- _Challenge_
Find the lines of data that contain the string "values", then list them.

▼

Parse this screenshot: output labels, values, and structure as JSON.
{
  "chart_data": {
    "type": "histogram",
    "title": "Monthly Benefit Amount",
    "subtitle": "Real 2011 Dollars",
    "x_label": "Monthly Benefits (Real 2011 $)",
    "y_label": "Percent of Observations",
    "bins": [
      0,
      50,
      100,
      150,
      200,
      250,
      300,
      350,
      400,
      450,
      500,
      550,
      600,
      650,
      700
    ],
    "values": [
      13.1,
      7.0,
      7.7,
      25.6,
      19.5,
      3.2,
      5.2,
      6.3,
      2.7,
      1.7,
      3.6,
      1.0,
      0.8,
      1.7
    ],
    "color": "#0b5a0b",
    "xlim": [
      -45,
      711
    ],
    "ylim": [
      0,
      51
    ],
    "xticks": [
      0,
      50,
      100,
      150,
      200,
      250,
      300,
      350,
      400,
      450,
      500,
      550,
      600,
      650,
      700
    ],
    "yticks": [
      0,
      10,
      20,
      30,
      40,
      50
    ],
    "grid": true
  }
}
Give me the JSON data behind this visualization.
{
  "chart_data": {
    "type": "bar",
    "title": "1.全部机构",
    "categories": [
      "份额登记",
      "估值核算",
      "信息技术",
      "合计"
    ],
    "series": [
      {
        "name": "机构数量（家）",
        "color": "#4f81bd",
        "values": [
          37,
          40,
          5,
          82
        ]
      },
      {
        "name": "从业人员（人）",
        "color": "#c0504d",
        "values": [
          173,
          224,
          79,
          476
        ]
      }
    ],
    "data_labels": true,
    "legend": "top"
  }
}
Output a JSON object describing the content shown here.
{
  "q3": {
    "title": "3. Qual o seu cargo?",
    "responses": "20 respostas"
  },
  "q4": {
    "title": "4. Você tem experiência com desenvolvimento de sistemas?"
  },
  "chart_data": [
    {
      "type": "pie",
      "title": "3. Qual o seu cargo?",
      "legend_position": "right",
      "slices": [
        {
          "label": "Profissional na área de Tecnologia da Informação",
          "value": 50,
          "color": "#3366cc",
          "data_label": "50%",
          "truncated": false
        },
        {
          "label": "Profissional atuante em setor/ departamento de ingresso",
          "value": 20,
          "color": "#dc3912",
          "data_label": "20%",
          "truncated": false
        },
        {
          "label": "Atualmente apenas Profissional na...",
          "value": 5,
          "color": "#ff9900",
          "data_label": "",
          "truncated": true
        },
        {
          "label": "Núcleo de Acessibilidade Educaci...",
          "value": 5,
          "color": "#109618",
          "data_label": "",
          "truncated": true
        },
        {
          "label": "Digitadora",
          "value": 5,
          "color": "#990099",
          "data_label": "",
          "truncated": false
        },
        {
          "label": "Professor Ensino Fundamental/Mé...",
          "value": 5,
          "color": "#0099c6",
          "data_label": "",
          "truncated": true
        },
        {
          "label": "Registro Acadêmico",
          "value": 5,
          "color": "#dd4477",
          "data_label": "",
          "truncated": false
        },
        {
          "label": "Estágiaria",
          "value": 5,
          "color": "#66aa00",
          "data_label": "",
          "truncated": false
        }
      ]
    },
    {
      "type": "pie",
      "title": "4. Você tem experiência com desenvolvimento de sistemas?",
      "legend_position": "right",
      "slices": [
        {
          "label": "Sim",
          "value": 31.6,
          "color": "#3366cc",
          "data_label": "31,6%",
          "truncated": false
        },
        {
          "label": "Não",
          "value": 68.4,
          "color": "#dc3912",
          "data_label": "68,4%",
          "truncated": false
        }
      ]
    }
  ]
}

▲

- _Complete answer_
Parse this screenshot: output labels, values, and structure as JSON.
    "values": [
        "values": [
        "values": [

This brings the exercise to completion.